[Records from a collection]
◇ ◇ ◇
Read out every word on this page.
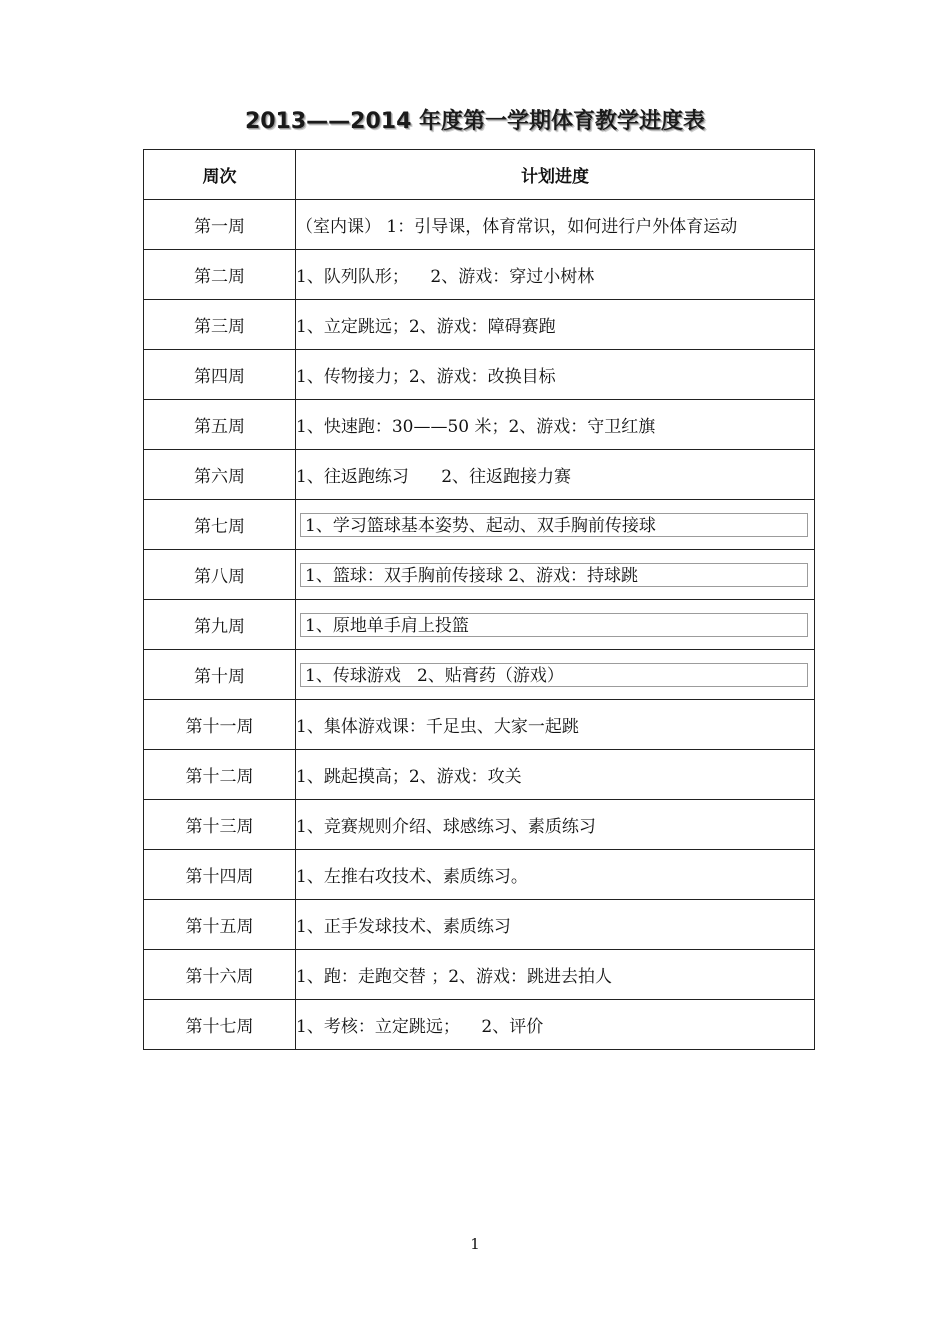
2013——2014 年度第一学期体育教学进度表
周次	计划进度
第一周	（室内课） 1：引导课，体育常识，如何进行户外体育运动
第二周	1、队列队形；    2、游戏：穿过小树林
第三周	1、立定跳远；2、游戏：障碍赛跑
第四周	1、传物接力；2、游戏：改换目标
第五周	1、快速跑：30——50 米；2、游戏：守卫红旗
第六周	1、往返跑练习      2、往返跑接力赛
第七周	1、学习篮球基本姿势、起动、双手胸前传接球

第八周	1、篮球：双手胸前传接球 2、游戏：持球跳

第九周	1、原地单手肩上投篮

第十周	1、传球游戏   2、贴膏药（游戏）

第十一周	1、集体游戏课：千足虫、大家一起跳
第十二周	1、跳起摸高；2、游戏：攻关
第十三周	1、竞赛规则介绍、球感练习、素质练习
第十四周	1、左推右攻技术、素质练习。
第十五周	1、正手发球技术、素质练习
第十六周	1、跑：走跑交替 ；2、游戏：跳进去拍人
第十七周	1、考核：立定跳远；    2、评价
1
◇ ◇ ◇
WORK INSTRUCTIONS: Leave out the pictures and copy the rest of the material above exactly.

FULL ANSWER:
Read out every word on this page.
2013——2014 年度第一学期体育教学进度表
周次	计划进度
第一周	（室内课） 1：引导课，体育常识，如何进行户外体育运动
第二周	1、队列队形；    2、游戏：穿过小树林
第三周	1、立定跳远；2、游戏：障碍赛跑
第四周	1、传物接力；2、游戏：改换目标
第五周	1、快速跑：30——50 米；2、游戏：守卫红旗
第六周	1、往返跑练习      2、往返跑接力赛
第七周	1、学习篮球基本姿势、起动、双手胸前传接球

第八周	1、篮球：双手胸前传接球 2、游戏：持球跳

第九周	1、原地单手肩上投篮

第十周	1、传球游戏   2、贴膏药（游戏）

第十一周	1、集体游戏课：千足虫、大家一起跳
第十二周	1、跳起摸高；2、游戏：攻关
第十三周	1、竞赛规则介绍、球感练习、素质练习
第十四周	1、左推右攻技术、素质练习。
第十五周	1、正手发球技术、素质练习
第十六周	1、跑：走跑交替 ；2、游戏：跳进去拍人
第十七周	1、考核：立定跳远；    2、评价
1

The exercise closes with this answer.